* Work to complete *
(a) Based on the osteoid osteoma excerpt, state whether each statement agrees with it. Answer yes or no for each, and quote the exact words that decide it.
(i) Painful limitation of joint motion was seen in some children with extra-articular osteoid osteoma.
(ii) The difference in nocturnal pain and NSAID efficacy between the two groups was statistically significant.
(iii) The typical plain radiographic feature was present in 78% of children with extra-articular osteoma.
(b) List every reference number cited in square brackets in the osteoid osteoma excerpt, in order of appearance.

FAI, femoroacetabular impingement; N, none; NR, no record.

This study clearly shows that osteoid osteoma in children has different clinical and radiological features depending on whether the nidus is located in/near the joint or not. The leading symptom of intra-/juxta-articular osteoid osteoma was painful limitation of joint motion secondary to synovitis, and this sign was present in 73% of children, whereas this symptom was not observed in any children with extra-articular osteoid osteoma. On the other hand, the classic symptoms of osteoid osteoma, nocturnal pain and the efficacy of NSAIDs for pain relief, were present in only 36% of children with intra-/juxta-articular osteoid osteoma compared with 70% of children with extra-articular osteoid osteoma, although the difference was not statistically significant. These different clinical manifestations are closely related to synovitis of the involved joint. Kawaguchi and colleagues [13] showed that osteoblasts in the nidus initiate arachidonic acid metabolism, which induces a variety of metabolic products that mediate or modulate inflammatory reactions. Kattapuram and colleagues [14] postulated that NSAIDs would be less effective in relieving pain in intra-articular osteoid osteoma due to secondary synovitis. Radiological findings were also different between the two types of osteoid osteoma. The typical plain radiographic feature of osteoid osteoma is a radiolucent or partially calcified nidus surrounded by a sclerotic margin [1], but in the current study, this finding was observed in only 36% of children with intra-/juxta-articular osteoid osteoma, whereas it was present in 78% of children with extra-articular osteoma. Intra-articular osteoid osteoma may appear as an absence or minimal degree of osteosclerosis with subtle periosteal reaction, and the nidus may appear as regional osteoporosis, especially when it is located around the hip joint [6,15].

Collected data:
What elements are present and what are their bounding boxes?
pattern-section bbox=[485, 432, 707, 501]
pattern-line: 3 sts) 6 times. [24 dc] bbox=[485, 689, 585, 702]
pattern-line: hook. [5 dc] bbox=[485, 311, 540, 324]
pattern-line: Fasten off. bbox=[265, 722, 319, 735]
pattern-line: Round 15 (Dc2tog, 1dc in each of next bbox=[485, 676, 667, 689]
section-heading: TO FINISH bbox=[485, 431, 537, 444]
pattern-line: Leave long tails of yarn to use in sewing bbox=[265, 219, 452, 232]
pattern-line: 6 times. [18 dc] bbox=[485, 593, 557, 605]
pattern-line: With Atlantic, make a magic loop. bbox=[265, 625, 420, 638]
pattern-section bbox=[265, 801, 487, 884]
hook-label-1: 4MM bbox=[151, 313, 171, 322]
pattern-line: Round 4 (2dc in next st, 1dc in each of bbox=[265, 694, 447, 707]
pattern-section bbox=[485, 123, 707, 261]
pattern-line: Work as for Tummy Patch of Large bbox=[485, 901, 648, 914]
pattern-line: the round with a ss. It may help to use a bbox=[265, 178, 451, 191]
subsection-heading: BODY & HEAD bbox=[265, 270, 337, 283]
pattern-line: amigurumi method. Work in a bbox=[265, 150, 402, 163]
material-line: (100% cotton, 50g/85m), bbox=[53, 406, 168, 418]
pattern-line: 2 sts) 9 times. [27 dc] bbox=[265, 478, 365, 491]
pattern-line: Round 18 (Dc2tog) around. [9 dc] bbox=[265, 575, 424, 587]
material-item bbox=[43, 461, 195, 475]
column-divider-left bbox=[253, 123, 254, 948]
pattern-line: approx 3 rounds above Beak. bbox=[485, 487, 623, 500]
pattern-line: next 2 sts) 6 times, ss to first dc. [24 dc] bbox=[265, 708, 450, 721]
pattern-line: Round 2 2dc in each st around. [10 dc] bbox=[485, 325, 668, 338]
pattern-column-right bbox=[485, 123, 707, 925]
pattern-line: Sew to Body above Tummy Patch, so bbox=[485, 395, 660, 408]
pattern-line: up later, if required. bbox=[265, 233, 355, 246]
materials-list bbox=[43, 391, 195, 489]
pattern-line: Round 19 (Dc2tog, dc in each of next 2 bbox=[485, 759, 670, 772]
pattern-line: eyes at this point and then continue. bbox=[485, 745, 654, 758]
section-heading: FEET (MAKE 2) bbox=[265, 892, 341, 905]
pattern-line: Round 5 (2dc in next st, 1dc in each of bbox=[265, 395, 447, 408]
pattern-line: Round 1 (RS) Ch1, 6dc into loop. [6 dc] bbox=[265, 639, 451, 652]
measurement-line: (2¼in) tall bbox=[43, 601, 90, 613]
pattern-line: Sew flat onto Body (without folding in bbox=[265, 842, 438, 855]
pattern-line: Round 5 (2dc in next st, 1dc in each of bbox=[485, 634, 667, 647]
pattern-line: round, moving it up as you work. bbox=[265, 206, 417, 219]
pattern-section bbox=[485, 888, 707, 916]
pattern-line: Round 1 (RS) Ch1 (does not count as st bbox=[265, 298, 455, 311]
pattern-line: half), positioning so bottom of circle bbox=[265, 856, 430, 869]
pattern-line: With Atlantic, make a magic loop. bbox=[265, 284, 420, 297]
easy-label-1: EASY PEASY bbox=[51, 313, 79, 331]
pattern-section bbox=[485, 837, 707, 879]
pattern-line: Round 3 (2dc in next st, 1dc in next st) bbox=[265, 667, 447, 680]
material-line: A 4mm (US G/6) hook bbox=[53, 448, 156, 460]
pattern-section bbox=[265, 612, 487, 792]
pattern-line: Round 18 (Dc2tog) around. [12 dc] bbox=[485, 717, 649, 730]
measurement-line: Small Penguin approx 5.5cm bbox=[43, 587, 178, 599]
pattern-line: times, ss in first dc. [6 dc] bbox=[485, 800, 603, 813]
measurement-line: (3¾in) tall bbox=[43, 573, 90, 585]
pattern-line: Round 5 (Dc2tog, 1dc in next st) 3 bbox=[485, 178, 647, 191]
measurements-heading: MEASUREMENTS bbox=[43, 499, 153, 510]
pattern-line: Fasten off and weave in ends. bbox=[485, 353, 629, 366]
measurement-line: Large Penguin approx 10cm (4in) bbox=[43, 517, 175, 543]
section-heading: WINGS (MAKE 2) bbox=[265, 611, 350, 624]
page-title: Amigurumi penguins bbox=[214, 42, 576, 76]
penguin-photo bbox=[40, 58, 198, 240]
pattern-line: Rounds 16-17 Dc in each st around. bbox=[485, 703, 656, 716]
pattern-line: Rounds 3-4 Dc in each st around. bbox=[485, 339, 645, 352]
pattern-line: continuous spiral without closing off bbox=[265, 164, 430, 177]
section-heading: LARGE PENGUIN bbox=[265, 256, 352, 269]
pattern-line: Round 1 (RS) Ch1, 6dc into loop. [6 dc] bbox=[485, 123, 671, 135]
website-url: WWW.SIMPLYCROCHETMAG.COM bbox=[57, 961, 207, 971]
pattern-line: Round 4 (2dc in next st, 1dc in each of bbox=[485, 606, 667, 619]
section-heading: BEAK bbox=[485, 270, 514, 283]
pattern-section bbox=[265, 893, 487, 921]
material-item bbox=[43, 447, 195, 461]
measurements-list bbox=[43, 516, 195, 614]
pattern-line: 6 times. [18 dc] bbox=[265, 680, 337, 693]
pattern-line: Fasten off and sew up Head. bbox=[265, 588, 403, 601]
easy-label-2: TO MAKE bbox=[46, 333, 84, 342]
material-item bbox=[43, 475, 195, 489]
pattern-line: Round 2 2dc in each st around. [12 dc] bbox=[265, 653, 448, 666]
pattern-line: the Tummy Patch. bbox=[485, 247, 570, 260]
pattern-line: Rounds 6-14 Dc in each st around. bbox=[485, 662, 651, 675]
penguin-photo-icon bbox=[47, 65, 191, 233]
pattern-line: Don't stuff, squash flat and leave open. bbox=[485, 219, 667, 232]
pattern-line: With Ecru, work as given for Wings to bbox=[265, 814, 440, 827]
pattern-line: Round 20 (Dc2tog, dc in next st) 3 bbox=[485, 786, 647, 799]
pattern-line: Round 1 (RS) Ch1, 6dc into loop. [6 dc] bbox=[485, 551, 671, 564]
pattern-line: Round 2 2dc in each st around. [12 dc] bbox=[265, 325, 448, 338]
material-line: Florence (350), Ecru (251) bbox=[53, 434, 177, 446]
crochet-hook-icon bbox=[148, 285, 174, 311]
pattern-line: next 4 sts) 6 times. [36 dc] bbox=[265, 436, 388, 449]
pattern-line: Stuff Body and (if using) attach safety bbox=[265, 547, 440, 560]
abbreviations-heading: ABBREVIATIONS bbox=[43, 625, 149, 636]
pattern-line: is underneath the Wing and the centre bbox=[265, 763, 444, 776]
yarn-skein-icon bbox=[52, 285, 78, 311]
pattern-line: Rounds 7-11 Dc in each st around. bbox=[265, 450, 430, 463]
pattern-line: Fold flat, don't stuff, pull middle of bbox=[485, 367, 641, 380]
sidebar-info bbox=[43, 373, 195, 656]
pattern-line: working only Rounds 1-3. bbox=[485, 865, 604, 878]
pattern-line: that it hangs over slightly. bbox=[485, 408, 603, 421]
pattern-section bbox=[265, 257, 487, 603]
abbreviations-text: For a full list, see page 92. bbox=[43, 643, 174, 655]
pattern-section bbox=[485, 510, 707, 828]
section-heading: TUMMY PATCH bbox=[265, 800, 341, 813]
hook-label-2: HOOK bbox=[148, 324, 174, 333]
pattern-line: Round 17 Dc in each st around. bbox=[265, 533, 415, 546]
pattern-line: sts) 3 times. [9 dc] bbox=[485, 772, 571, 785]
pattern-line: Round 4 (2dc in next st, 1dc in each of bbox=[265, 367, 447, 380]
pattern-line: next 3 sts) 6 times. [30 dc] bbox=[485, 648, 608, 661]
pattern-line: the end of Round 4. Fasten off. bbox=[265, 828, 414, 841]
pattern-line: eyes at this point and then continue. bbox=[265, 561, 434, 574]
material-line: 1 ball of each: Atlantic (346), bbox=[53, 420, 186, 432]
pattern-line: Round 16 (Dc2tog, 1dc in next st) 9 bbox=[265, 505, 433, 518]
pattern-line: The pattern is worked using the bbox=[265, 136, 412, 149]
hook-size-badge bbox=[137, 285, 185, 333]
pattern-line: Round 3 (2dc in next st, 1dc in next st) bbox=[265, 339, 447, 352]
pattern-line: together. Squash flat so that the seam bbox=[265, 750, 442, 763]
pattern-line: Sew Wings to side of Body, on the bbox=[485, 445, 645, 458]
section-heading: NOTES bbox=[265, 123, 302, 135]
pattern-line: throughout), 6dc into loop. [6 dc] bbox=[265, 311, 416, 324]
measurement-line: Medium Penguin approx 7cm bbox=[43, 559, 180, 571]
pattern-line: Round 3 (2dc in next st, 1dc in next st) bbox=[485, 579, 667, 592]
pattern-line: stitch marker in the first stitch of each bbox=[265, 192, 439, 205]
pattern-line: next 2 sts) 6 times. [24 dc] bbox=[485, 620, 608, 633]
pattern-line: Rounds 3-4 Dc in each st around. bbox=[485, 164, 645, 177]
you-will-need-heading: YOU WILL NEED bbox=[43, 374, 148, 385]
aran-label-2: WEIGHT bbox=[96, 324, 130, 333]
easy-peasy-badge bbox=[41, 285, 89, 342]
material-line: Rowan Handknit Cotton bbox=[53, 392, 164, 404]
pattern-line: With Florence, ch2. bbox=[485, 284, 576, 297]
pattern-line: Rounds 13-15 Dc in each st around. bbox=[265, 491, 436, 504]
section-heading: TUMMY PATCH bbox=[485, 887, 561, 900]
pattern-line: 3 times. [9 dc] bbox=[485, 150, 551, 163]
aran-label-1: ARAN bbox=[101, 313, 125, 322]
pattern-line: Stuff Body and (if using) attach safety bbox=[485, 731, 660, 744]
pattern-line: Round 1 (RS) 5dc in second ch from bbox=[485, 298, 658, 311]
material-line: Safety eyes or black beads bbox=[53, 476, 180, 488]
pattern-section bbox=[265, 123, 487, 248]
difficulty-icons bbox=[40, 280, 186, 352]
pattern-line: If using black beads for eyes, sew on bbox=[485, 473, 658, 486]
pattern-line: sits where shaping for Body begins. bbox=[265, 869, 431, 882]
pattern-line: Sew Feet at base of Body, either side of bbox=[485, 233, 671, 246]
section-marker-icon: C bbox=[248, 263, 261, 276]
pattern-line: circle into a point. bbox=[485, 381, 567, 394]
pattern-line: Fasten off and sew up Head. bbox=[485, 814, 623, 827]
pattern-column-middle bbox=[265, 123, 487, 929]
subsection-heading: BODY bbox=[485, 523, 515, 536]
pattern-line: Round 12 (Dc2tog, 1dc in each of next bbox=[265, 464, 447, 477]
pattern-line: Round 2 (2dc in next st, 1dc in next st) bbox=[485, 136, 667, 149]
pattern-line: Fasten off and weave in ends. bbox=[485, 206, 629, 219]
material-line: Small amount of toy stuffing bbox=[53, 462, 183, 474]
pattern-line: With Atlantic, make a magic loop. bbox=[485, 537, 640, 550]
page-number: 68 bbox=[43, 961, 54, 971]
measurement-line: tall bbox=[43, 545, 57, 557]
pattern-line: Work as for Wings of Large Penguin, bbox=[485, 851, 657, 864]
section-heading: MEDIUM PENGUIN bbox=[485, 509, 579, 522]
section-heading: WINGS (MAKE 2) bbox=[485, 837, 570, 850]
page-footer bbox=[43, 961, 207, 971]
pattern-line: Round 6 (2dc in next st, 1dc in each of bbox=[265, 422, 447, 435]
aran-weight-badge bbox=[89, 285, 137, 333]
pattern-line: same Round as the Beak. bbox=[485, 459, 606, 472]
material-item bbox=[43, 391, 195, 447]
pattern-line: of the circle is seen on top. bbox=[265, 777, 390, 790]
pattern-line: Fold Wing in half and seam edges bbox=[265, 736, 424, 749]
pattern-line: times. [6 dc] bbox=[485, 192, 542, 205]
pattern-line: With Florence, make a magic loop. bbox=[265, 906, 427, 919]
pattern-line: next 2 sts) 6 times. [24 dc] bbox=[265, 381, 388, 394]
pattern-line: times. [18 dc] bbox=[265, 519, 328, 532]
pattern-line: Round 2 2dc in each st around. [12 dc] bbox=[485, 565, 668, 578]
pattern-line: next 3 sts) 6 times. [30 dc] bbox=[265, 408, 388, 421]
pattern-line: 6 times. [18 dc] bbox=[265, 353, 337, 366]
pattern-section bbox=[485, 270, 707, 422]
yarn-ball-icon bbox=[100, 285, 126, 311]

* Responses *
(a)
(i) No: "this symptom was not observed in any children with extra-articular osteoid osteoma"
(ii) No: "although the difference was not statistically significant"
(iii) Yes: "whereas it was present in 78% of children with extra-articular osteoma"

(b) 13, 14, 1, 6, 15